### PROBLEM DETAILS
Wherever the string "Clock" occurs in a line of these records, report that line.

▼

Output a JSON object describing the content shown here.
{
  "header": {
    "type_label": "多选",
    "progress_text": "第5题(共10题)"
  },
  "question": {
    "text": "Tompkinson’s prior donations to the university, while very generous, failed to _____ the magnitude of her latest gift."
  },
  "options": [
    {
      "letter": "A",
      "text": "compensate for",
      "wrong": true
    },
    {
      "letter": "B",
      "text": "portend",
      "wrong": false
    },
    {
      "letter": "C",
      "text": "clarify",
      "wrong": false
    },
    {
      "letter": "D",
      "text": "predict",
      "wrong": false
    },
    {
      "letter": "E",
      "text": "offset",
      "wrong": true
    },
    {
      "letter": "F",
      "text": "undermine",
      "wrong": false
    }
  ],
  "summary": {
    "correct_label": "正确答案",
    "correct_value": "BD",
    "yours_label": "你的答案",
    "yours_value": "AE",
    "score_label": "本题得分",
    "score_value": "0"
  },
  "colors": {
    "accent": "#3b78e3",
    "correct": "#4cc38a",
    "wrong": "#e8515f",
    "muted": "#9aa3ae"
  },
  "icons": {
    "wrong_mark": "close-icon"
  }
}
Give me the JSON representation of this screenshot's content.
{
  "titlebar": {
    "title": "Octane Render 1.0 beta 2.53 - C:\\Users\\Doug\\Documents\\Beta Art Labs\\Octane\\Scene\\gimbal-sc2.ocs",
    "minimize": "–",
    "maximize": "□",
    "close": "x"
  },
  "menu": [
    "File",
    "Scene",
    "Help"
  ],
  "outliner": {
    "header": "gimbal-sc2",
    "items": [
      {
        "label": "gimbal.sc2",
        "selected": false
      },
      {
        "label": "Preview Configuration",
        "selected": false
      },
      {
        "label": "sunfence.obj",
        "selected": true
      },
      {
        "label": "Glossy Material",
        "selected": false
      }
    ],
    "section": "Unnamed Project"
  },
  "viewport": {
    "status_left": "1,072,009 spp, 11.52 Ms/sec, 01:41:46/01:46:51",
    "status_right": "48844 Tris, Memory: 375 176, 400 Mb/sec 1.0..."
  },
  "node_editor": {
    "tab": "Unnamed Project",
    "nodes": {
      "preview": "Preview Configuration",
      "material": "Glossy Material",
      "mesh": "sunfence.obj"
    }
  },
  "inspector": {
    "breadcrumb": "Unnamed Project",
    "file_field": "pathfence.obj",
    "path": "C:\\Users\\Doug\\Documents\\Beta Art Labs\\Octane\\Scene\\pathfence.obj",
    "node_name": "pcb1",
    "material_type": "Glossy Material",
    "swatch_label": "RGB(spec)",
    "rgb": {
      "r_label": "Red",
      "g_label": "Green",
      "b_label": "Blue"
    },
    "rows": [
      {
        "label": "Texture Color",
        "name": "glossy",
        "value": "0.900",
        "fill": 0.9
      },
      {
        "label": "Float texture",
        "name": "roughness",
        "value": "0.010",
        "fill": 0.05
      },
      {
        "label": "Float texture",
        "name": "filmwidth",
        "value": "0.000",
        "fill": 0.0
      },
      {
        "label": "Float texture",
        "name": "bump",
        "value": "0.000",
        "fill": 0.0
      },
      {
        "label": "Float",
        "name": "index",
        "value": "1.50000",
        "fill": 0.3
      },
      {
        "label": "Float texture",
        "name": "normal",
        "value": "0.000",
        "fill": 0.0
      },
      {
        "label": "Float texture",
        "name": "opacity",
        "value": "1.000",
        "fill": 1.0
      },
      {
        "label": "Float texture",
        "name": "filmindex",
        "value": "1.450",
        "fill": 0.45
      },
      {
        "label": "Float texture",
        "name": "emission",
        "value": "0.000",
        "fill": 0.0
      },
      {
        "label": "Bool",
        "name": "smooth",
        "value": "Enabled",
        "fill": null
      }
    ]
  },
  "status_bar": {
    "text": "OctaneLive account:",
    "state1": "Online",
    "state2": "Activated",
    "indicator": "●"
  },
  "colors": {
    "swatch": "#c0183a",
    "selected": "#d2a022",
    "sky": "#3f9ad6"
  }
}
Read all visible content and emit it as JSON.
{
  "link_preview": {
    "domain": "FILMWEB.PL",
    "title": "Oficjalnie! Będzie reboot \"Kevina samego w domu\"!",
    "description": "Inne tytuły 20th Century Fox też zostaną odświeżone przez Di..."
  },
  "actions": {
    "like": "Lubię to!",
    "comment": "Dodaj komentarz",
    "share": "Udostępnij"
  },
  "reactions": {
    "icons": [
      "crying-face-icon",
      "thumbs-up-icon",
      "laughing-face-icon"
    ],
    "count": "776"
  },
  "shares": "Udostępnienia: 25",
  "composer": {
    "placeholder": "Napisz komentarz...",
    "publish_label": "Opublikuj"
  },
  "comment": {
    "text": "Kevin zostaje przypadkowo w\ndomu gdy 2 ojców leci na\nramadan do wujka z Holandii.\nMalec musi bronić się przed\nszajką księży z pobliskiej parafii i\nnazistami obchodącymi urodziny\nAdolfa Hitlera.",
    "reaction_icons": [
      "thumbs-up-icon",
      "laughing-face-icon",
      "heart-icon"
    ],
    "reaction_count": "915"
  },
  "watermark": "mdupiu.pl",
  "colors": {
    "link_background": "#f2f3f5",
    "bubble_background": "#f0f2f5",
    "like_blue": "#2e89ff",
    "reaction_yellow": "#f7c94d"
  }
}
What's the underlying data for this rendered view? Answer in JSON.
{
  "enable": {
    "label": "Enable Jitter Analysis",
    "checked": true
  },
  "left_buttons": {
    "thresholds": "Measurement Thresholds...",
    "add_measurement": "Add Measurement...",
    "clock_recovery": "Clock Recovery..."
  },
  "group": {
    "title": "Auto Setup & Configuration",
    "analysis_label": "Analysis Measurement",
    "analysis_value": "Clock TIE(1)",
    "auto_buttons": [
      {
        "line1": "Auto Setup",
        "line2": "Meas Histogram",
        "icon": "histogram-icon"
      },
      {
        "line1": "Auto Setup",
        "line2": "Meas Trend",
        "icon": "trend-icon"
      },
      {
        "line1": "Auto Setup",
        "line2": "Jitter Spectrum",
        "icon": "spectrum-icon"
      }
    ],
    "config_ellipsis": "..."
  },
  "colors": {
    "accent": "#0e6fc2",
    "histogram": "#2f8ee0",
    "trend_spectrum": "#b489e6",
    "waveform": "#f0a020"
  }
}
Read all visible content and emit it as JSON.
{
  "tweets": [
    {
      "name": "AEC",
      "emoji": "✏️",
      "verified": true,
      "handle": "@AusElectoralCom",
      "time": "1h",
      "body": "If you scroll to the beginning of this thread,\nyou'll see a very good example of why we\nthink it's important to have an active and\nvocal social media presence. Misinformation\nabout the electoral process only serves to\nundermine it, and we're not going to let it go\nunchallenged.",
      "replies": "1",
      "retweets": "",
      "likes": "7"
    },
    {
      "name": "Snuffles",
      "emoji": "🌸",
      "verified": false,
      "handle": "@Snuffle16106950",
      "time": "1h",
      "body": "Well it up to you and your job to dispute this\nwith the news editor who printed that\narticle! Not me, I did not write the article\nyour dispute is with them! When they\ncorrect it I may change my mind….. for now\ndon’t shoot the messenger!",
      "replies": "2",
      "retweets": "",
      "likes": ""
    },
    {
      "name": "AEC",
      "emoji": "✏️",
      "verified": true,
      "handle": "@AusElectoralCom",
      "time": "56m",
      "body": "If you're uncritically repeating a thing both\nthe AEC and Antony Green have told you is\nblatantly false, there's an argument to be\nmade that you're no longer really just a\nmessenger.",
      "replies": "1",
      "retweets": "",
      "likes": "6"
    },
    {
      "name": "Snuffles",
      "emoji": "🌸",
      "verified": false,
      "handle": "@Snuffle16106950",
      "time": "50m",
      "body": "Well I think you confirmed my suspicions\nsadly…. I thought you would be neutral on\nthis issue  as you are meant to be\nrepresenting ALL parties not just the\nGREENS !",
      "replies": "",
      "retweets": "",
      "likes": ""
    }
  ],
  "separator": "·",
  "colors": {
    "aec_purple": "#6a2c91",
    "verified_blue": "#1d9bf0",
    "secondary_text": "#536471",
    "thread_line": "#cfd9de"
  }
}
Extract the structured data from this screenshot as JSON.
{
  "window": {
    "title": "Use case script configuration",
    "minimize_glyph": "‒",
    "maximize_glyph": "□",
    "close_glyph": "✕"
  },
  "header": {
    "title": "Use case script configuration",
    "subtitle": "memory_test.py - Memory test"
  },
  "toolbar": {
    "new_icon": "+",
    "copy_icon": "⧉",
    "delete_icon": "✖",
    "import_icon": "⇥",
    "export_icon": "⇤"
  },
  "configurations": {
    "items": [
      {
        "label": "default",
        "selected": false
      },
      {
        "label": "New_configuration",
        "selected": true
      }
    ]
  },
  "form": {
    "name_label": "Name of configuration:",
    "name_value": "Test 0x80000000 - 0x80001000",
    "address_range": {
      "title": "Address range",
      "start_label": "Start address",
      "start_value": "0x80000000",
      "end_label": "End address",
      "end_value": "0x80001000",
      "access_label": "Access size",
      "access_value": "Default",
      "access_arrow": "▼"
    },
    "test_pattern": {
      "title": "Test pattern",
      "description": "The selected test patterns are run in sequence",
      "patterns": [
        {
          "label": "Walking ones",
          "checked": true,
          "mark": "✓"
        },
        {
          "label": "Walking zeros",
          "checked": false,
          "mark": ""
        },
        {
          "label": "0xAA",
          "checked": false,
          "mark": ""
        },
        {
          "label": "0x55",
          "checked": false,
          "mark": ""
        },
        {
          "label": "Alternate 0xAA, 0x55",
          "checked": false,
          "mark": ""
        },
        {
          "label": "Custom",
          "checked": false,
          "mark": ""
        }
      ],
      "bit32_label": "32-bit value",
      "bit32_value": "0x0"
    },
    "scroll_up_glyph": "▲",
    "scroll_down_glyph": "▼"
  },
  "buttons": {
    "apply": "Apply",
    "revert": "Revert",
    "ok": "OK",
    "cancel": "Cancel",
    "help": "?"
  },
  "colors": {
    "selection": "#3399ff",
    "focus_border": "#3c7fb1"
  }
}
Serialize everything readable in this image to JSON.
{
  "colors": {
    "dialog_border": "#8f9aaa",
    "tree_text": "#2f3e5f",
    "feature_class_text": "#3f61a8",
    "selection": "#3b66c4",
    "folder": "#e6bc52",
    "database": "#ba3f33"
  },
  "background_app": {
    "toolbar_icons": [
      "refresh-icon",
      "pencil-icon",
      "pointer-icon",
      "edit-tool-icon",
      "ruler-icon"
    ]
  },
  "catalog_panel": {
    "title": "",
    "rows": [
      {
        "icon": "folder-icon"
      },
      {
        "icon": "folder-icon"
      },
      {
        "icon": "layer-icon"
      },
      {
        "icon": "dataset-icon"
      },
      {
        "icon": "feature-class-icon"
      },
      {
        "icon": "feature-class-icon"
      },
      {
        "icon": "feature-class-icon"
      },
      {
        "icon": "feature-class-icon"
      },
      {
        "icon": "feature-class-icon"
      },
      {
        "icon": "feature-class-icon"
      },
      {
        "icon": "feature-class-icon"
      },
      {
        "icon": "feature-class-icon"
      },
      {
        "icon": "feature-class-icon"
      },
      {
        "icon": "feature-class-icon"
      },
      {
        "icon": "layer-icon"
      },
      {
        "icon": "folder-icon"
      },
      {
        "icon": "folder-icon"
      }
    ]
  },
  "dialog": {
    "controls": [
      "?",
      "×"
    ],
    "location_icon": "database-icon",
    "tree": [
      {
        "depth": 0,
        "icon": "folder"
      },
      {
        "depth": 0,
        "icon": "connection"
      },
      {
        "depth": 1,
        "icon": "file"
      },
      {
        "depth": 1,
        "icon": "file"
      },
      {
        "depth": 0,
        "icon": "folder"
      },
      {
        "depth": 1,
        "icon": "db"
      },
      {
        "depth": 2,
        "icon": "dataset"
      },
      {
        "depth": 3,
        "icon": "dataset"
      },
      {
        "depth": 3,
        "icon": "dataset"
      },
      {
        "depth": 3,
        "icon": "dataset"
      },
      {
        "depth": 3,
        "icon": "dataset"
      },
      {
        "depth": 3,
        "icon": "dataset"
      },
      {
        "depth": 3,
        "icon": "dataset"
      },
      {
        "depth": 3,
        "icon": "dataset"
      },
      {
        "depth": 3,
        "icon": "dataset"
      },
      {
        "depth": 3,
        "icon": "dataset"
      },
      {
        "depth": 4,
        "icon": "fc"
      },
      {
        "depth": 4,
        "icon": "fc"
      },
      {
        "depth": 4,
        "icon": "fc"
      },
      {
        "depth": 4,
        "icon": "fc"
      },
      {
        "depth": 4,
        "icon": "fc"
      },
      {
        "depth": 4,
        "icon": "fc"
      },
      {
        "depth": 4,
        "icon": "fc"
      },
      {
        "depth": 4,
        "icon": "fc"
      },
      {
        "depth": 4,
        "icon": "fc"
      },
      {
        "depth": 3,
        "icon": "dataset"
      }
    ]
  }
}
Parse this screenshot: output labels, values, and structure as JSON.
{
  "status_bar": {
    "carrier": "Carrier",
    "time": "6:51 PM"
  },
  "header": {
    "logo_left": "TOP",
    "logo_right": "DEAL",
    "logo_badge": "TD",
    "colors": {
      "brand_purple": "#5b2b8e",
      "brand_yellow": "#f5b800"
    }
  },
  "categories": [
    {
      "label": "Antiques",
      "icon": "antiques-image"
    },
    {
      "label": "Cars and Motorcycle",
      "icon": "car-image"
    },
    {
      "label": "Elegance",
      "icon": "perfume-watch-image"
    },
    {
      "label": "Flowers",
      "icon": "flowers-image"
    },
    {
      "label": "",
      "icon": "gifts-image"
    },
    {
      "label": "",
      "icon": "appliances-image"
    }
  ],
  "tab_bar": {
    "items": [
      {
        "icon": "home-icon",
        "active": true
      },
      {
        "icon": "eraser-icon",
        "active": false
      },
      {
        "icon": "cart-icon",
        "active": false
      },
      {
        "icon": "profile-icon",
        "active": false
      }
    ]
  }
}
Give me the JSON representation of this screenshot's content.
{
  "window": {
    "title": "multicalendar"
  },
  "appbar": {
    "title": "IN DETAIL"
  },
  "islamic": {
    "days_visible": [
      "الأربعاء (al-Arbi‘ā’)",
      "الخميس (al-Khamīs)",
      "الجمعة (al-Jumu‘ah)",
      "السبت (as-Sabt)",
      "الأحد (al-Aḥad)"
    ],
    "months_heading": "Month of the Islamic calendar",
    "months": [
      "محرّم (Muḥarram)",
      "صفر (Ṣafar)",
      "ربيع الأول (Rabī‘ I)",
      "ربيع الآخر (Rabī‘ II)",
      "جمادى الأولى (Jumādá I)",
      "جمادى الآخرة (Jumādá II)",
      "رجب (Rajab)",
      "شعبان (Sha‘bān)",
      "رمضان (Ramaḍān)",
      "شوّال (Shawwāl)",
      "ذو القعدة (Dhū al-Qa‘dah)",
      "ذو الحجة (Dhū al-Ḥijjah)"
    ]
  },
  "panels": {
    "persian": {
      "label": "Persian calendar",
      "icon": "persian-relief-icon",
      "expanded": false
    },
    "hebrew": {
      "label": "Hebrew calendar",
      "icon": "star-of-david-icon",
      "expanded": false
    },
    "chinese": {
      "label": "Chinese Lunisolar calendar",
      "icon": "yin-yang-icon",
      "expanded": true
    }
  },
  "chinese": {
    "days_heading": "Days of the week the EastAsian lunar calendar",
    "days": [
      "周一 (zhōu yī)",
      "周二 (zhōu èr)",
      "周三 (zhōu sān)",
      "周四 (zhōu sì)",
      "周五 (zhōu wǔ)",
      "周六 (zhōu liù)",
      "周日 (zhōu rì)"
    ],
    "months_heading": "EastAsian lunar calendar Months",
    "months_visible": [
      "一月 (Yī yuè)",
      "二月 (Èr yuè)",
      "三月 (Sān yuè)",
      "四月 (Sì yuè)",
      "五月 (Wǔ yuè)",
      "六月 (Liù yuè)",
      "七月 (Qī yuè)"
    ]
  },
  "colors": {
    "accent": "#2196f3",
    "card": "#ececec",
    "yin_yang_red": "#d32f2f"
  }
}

▲

### TASK OUTPUT
    "clock_recovery": "Clock Recovery..."
    "analysis_value": "Clock TIE(1)",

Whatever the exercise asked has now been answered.